_Задание 1_
В каком университете, по сведениям из текста для чтения, преуспевал Саша Янов?

_Текст для чтения_
Выбрать главу

Мы с грустью думали: неужели Саша?

Янов уезжал странно. Намекал, что его выталкивает КГБ, что ему грозят расправой. Волновался: приживется ли в западном мире? Считал, что абсолютно не способен к иностранному языку. Отчаявшись, полагался на свою предприимчивую Лиду.

Прощаясь, мы условились с ним о способе, как он подаст мне весть о себе. Наивные люди, мы громоздили сложности там, где их не было.

Прошло несколько лет, и мы, никому не нужные, проживали в Союзе в соответствие с рекомендацией одного цековского либерала: «Пусть помучаются!» — а Саша Янов завоевывал американский рынок. И по информации, доходившей до нас, преуспевал в Беркли, «красном» университете.

Существовало ли то его интервью «на полустанке», на пересылке в австрийской столице, где переводились стрелки с Израиля на США, не знаю. Ребята из чешской газеты «Млада Фронта» говорили нам: «Читали». Знакомые поляки подтверждали: видели. Но мы не исключали и «утку», запущенную КГБ.

Еще долго оставался осадок от тех месяцев взаимного недоверия.

Добавило беспокойства услышанное по «голосу» интервью, которое дал Александр Исаевич Солженицын. Оно начиналось словами: «Я — не эмигрант». Исаич разбирал нынешнюю волну, сравнивал с прежними, выделил «политику» и «одессу», никого не назвал по имени и вдруг сказал: «Вот Янов, в прошлом коммунистический журналист, приехавший как политический эмигрант. И что же видим? Поперек „Нью-Йорк таймс“ заголовок его статьи: „Брежнев — миротворец! Держитесь Брежнева!“»

Когда мы это услышали, мы упали духом. Все ясно! Саша Янов — провокатор. Подонок. Агент. Заброшен туда как диссидент.

По пути завалил нас. Теперь поносит Солженицына, на критике его зарабатывает себе имя.

Отрыжка прежних страстей была так сильна, что долго мешала мне оценивать реальный мир.

Спустя пятнадцать лет после своего скоропостижного отъезда Александр Янов пришел ко мне в московскую квартиру, по-американски здоровенький. Поужинали. Пока Лида угощала доверчивую Тамару заморскими баснями, Саша рассказал мне о себе. Никакого интервью он никому не давал. И заголовка такого поперек «Нью-Йорк таймс», сказал он, не было. Он чист перед нами.

_Материал для обработки_

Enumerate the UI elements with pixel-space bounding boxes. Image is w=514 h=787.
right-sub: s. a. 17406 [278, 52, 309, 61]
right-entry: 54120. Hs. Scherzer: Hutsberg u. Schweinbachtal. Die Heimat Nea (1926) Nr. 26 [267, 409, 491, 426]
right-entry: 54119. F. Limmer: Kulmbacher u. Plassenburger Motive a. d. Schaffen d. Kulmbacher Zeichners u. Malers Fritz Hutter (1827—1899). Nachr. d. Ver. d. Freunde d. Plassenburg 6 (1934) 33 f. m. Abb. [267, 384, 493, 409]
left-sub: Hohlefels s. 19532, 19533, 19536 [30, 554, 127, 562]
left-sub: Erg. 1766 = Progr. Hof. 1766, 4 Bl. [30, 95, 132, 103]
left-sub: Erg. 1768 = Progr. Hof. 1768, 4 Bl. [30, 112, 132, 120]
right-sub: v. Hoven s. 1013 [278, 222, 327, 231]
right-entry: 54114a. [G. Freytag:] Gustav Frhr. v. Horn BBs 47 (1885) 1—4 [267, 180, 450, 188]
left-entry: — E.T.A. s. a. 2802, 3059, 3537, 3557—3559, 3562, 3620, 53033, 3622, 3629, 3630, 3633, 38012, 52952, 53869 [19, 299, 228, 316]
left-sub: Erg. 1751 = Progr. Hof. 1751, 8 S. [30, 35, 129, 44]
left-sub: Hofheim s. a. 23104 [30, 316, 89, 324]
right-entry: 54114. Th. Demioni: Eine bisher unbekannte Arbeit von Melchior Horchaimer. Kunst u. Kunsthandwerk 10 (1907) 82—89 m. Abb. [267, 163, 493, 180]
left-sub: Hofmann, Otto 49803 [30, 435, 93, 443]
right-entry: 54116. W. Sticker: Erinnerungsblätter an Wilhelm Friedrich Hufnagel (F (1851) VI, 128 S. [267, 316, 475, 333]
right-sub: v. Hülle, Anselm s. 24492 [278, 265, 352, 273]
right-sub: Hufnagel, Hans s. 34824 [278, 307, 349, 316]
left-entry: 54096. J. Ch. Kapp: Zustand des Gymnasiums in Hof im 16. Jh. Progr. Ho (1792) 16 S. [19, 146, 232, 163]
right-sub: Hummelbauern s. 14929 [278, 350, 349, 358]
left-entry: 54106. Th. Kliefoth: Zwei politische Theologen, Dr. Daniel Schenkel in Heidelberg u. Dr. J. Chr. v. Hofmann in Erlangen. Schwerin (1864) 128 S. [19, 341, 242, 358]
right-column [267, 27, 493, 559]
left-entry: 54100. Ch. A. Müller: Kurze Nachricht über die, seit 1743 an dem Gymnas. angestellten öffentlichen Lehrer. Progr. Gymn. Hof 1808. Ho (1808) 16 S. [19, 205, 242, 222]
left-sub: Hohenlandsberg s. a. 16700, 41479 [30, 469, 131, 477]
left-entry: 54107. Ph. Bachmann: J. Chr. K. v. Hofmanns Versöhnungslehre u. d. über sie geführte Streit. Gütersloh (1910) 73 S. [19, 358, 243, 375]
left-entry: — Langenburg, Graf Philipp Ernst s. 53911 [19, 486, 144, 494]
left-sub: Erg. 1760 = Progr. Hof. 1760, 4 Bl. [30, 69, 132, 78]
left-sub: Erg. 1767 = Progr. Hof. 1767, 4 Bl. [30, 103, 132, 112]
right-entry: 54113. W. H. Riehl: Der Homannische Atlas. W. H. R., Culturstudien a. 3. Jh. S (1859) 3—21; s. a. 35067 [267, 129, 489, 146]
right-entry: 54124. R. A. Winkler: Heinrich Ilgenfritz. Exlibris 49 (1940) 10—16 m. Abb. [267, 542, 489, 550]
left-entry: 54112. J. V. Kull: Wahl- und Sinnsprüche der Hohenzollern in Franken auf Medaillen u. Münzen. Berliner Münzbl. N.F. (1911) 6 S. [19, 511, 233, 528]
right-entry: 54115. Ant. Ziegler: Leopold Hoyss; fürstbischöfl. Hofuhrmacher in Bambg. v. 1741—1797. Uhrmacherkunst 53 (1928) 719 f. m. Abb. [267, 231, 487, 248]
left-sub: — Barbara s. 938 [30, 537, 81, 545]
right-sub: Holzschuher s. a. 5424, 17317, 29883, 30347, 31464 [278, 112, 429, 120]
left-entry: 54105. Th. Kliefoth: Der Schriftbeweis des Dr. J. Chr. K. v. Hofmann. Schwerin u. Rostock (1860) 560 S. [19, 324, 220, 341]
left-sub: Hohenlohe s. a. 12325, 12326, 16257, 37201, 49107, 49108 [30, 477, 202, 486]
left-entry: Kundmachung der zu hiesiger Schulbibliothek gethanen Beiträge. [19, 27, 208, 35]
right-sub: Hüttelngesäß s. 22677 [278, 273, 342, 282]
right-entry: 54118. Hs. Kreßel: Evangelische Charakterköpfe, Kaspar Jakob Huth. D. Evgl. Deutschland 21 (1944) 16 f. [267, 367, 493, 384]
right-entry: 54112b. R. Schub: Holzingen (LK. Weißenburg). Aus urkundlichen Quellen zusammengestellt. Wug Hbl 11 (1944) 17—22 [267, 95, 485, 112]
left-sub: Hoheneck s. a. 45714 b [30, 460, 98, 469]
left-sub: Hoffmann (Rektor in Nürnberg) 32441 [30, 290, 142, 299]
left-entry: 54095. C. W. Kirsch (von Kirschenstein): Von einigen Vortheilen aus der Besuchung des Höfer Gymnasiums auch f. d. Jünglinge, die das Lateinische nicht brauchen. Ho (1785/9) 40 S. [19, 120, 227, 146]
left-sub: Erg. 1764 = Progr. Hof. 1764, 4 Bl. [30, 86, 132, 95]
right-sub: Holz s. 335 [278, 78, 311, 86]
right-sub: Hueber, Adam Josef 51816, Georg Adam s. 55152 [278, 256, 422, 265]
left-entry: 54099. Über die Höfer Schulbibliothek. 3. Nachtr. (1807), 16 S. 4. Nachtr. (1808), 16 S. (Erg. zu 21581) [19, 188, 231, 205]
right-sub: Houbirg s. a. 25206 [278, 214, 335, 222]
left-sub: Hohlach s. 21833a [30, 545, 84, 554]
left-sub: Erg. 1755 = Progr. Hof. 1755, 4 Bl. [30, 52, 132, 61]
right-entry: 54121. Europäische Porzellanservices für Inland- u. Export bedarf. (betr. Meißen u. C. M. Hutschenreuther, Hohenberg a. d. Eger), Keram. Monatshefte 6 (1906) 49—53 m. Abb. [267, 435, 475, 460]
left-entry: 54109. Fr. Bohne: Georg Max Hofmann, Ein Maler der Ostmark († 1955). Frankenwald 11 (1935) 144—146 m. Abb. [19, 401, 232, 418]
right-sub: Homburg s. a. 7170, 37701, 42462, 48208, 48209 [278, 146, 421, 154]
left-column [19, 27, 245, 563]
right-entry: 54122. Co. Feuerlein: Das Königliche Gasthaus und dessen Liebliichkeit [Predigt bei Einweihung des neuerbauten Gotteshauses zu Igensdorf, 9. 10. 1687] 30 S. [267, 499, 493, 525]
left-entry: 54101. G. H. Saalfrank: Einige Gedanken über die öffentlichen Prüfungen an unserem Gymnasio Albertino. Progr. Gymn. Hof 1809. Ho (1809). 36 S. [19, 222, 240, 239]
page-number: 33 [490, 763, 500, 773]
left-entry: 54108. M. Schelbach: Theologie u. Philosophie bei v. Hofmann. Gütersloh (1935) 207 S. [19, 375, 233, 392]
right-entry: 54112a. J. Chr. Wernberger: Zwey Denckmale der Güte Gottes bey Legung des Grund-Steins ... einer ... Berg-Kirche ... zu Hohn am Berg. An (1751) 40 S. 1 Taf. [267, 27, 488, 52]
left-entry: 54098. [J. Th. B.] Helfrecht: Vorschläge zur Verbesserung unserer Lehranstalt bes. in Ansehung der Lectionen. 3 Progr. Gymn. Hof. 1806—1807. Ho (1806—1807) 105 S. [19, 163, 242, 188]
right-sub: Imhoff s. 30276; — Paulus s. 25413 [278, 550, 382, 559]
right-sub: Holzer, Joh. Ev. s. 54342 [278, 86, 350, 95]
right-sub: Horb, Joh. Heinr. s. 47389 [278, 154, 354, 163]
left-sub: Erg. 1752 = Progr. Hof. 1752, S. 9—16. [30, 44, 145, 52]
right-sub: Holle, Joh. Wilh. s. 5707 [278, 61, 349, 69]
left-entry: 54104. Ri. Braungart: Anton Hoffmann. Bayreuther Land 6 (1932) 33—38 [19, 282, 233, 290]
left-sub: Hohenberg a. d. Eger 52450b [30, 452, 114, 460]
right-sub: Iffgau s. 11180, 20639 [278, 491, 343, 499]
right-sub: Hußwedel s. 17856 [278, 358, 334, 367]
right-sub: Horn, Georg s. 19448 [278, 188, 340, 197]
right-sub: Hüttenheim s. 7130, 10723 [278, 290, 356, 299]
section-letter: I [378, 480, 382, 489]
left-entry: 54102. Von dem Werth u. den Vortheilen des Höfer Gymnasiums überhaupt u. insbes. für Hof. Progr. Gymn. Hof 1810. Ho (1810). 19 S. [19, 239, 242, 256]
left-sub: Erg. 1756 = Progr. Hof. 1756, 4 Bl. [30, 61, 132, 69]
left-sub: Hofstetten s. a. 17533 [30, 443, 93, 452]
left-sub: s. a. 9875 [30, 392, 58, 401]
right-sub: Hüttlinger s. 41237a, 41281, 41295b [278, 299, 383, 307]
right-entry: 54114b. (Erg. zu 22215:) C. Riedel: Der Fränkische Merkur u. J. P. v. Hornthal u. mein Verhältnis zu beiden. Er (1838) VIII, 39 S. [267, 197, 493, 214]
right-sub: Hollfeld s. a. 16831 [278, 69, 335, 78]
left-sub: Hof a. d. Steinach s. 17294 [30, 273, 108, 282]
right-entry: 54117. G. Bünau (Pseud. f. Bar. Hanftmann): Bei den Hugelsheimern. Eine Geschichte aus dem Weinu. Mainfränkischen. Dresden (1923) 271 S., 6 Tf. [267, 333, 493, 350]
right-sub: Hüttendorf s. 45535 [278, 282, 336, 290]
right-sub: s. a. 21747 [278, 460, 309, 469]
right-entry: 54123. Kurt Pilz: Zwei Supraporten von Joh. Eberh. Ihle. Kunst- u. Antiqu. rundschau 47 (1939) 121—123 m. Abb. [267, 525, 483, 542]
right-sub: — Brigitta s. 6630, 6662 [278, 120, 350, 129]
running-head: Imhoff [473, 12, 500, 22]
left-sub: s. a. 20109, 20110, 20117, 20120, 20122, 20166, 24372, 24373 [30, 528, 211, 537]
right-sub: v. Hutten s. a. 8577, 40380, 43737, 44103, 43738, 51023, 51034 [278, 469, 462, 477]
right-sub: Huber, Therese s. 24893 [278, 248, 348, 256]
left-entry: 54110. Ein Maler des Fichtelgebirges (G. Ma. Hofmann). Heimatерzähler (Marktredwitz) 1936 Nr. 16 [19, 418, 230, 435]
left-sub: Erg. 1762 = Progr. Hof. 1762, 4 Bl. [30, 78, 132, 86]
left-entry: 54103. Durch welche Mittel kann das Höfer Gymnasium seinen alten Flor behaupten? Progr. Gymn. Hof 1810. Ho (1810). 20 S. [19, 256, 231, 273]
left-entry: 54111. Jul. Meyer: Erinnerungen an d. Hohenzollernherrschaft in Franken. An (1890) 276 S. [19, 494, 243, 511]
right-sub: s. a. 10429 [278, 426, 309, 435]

_Задание 2_
Воспроизведите без изменений ту часть перечня, которая открывается его первой строкой и закрывается строкой, содержащей «left-sub: Hofheim s.», включая обе крайние строки.

_Правильный ответ 1_
В Беркли, «красном» университете.

_Правильный ответ 2_
Enumerate the UI elements with pixel-space bounding boxes. Image is w=514 h=787.
right-sub: s. a. 17406 [278, 52, 309, 61]
right-entry: 54120. Hs. Scherzer: Hutsberg u. Schweinbachtal. Die Heimat Nea (1926) Nr. 26 [267, 409, 491, 426]
right-entry: 54119. F. Limmer: Kulmbacher u. Plassenburger Motive a. d. Schaffen d. Kulmbacher Zeichners u. Malers Fritz Hutter (1827—1899). Nachr. d. Ver. d. Freunde d. Plassenburg 6 (1934) 33 f. m. Abb. [267, 384, 493, 409]
left-sub: Hohlefels s. 19532, 19533, 19536 [30, 554, 127, 562]
left-sub: Erg. 1766 = Progr. Hof. 1766, 4 Bl. [30, 95, 132, 103]
left-sub: Erg. 1768 = Progr. Hof. 1768, 4 Bl. [30, 112, 132, 120]
right-sub: v. Hoven s. 1013 [278, 222, 327, 231]
right-entry: 54114a. [G. Freytag:] Gustav Frhr. v. Horn BBs 47 (1885) 1—4 [267, 180, 450, 188]
left-entry: — E.T.A. s. a. 2802, 3059, 3537, 3557—3559, 3562, 3620, 53033, 3622, 3629, 3630, 3633, 38012, 52952, 53869 [19, 299, 228, 316]
left-sub: Erg. 1751 = Progr. Hof. 1751, 8 S. [30, 35, 129, 44]
left-sub: Hofheim s. a. 23104 [30, 316, 89, 324]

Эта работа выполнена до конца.